--- Start of RECORDS FOR PROCESSING ---

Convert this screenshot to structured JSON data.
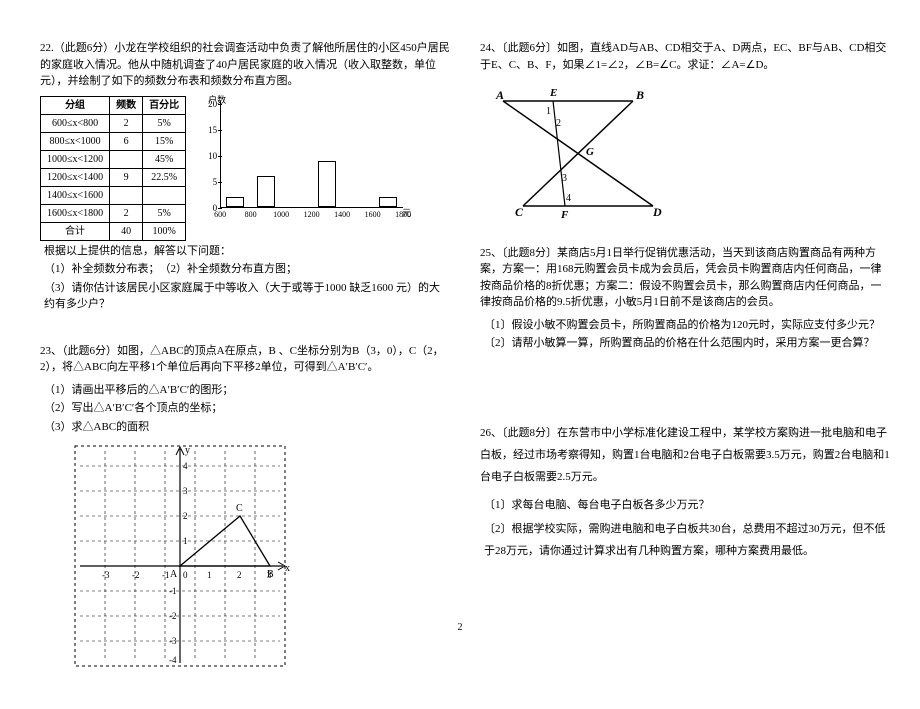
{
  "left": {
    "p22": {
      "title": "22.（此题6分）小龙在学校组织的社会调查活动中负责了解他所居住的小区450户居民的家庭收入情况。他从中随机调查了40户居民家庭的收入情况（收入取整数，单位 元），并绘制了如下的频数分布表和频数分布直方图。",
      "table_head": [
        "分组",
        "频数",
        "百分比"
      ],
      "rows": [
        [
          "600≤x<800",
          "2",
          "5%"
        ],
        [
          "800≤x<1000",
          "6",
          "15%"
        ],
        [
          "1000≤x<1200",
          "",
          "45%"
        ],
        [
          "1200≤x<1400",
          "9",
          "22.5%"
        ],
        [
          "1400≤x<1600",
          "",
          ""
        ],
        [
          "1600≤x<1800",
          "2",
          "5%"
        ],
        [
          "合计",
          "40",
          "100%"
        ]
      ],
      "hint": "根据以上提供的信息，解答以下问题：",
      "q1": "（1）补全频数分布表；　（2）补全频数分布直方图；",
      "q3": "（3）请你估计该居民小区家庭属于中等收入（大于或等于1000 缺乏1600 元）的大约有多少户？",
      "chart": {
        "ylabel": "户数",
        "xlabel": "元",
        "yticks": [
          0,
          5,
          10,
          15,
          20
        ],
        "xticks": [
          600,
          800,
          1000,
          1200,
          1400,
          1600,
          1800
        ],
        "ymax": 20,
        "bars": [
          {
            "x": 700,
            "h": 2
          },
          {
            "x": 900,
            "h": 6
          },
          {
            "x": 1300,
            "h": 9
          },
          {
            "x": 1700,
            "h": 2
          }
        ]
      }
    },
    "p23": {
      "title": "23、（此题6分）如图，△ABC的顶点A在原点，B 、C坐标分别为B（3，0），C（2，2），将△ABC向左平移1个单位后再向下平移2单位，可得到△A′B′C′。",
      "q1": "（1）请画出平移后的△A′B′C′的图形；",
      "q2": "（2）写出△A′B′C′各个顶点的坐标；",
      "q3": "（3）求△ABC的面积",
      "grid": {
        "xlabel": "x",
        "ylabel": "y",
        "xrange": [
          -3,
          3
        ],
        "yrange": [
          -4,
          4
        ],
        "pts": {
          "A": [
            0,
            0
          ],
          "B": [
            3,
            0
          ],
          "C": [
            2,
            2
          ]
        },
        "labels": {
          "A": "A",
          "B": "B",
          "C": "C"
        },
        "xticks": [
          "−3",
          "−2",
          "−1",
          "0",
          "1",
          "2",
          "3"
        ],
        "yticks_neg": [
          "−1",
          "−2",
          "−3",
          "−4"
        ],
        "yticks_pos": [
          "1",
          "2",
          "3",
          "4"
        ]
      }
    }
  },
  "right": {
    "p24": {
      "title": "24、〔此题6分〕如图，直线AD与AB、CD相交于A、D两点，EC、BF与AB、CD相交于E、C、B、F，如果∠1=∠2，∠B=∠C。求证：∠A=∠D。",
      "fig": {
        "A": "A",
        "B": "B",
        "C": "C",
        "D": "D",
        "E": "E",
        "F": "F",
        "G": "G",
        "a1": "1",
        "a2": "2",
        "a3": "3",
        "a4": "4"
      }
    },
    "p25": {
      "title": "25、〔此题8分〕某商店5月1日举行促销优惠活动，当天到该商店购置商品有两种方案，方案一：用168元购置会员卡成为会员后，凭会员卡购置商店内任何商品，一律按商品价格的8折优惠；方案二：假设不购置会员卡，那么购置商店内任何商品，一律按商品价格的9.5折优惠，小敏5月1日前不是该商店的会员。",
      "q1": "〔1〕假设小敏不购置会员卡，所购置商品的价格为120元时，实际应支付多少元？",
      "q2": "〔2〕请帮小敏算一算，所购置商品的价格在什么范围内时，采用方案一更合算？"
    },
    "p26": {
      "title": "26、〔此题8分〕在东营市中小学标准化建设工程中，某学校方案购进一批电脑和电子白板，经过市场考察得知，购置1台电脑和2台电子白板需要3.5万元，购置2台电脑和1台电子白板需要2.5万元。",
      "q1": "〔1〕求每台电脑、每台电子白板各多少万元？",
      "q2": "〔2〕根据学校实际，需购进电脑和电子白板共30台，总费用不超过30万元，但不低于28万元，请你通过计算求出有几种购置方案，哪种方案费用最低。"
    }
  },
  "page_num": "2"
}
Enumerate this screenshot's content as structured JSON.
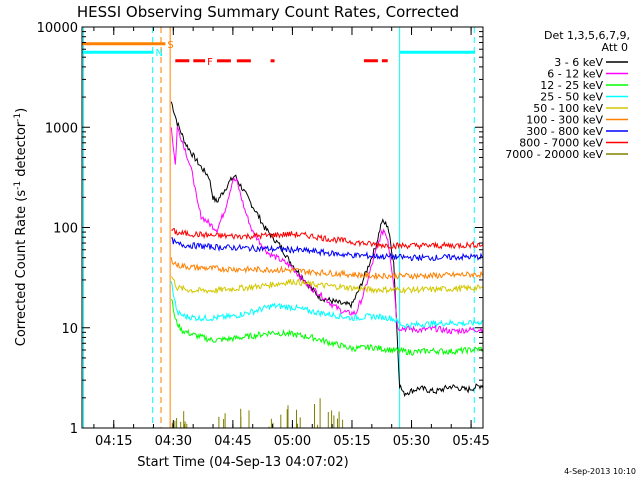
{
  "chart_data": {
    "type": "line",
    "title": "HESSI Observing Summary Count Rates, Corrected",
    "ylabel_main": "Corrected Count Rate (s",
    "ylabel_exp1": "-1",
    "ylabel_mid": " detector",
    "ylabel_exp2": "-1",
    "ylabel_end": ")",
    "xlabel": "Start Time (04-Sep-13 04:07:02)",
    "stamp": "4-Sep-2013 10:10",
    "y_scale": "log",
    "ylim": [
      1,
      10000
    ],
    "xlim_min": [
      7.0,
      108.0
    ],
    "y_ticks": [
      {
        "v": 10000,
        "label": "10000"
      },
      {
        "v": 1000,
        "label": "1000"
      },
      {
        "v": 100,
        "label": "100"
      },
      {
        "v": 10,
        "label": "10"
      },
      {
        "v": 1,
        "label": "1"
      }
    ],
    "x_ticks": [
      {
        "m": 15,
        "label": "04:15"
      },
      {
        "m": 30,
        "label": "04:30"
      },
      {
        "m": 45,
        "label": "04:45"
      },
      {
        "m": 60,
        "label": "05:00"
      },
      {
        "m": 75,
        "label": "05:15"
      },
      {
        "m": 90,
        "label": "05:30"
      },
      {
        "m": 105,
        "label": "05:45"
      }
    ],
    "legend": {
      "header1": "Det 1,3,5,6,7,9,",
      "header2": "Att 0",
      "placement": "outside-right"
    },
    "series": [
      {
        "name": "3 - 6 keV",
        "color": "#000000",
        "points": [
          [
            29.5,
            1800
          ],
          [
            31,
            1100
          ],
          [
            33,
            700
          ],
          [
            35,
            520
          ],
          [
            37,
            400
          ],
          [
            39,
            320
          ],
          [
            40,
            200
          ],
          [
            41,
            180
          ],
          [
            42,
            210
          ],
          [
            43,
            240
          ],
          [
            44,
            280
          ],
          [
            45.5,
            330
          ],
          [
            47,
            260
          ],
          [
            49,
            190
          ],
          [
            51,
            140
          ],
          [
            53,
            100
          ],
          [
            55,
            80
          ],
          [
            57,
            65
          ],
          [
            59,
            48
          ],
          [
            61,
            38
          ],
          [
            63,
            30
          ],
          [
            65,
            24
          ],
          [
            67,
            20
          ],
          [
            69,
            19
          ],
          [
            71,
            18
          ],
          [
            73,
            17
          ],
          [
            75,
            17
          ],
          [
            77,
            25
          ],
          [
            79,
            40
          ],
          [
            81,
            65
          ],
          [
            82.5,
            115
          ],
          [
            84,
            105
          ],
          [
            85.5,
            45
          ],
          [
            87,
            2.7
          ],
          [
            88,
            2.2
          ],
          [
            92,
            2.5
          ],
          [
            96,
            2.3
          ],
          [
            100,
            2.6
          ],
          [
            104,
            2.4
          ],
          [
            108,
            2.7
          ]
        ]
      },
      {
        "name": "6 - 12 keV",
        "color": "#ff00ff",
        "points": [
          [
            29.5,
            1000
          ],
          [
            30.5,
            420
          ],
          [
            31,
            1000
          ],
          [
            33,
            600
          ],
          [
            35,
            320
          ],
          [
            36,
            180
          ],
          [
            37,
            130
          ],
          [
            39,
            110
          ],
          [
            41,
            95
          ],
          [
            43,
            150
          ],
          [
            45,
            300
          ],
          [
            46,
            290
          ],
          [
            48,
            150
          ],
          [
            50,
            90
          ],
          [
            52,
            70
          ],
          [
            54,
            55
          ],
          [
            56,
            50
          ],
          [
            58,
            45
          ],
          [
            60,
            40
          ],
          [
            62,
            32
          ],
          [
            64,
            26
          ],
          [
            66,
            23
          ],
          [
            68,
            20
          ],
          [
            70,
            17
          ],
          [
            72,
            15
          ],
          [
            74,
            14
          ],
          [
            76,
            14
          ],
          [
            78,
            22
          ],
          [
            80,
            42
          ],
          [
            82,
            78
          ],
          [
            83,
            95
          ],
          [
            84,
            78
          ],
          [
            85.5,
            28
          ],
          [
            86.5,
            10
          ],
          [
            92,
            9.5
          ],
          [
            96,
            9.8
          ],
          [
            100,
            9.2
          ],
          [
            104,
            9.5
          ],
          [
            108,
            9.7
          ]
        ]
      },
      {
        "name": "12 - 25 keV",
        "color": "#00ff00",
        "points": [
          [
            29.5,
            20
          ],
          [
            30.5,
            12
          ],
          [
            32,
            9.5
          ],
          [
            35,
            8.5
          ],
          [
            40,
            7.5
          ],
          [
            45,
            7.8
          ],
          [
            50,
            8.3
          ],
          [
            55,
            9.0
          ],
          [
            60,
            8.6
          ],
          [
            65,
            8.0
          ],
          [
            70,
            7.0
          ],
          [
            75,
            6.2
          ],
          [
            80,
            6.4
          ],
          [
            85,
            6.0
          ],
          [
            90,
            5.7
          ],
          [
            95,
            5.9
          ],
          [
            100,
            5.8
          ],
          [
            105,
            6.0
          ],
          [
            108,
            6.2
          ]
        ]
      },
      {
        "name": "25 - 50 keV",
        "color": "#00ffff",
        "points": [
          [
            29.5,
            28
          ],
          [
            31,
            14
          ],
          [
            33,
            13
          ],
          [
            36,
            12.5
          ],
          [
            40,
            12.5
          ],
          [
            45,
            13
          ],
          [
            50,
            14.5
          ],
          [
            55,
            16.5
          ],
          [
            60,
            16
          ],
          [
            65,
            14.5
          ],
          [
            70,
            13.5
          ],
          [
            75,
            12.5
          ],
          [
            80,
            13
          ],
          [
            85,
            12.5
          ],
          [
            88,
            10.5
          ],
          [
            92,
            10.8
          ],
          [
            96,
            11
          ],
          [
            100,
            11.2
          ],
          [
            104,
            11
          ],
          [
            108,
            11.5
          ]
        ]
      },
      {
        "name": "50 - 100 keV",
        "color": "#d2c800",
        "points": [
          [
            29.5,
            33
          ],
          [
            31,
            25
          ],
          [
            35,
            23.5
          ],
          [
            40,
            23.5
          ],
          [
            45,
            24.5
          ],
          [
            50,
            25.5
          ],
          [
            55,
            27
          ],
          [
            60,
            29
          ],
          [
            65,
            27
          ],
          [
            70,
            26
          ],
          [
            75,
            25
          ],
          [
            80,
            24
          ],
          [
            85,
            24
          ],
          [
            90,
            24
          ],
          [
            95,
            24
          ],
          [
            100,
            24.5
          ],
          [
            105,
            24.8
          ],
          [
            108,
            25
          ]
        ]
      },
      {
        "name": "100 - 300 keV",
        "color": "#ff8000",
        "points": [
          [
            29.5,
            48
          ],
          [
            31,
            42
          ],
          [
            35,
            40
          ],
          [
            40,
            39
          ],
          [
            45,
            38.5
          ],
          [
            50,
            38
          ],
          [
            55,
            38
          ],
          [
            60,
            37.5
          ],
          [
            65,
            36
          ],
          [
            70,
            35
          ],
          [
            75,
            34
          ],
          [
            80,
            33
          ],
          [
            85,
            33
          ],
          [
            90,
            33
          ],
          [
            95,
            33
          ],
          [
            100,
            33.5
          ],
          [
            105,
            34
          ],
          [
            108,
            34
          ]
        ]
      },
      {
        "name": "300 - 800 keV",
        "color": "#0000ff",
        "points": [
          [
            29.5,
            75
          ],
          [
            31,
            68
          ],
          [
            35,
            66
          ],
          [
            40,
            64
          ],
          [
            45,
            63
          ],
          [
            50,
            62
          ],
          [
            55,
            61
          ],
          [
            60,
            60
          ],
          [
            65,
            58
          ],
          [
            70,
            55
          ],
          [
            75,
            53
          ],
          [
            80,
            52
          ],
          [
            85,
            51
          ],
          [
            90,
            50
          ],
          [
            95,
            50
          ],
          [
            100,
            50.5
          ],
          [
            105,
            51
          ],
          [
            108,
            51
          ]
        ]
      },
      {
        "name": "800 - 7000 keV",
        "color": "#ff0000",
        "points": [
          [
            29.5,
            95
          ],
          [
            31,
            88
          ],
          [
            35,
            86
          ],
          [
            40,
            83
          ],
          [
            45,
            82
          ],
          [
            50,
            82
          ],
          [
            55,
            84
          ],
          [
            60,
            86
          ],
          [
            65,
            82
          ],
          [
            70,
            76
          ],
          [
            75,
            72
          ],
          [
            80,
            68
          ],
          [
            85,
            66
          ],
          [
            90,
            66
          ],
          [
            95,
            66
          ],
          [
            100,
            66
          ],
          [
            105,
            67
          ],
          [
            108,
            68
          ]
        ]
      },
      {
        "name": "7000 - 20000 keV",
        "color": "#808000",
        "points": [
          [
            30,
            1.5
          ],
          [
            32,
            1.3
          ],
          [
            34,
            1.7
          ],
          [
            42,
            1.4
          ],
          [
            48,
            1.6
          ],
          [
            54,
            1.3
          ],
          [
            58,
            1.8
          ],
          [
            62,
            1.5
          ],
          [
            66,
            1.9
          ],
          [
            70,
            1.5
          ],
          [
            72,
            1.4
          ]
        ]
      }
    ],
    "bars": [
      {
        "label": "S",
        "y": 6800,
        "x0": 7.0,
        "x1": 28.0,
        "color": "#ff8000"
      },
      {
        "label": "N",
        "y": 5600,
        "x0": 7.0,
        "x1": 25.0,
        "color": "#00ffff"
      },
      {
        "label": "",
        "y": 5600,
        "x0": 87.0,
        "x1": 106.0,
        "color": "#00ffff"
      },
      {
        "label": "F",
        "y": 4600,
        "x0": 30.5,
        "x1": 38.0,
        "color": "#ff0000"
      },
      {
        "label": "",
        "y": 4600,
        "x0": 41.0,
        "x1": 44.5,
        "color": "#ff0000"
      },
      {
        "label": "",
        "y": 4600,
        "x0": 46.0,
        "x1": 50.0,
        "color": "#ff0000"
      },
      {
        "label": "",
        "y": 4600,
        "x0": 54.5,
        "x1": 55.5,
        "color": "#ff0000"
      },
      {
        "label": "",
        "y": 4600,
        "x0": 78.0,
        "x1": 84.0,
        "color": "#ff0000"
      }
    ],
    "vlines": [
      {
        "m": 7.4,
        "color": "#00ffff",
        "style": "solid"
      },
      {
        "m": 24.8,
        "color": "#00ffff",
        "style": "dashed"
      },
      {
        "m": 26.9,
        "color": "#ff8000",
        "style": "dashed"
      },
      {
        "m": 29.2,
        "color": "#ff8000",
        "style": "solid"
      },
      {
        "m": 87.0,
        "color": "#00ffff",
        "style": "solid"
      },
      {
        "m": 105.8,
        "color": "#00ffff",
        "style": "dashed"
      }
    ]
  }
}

--- End of RECORDS FOR PROCESSING ---

THE REQUEST: Select and copy every line of the material that holds the string "Count".

TASK RESULT:
    "title": "HESSI Observing Summary Count Rates, Corrected",
    "ylabel_main": "Corrected Count Rate (s",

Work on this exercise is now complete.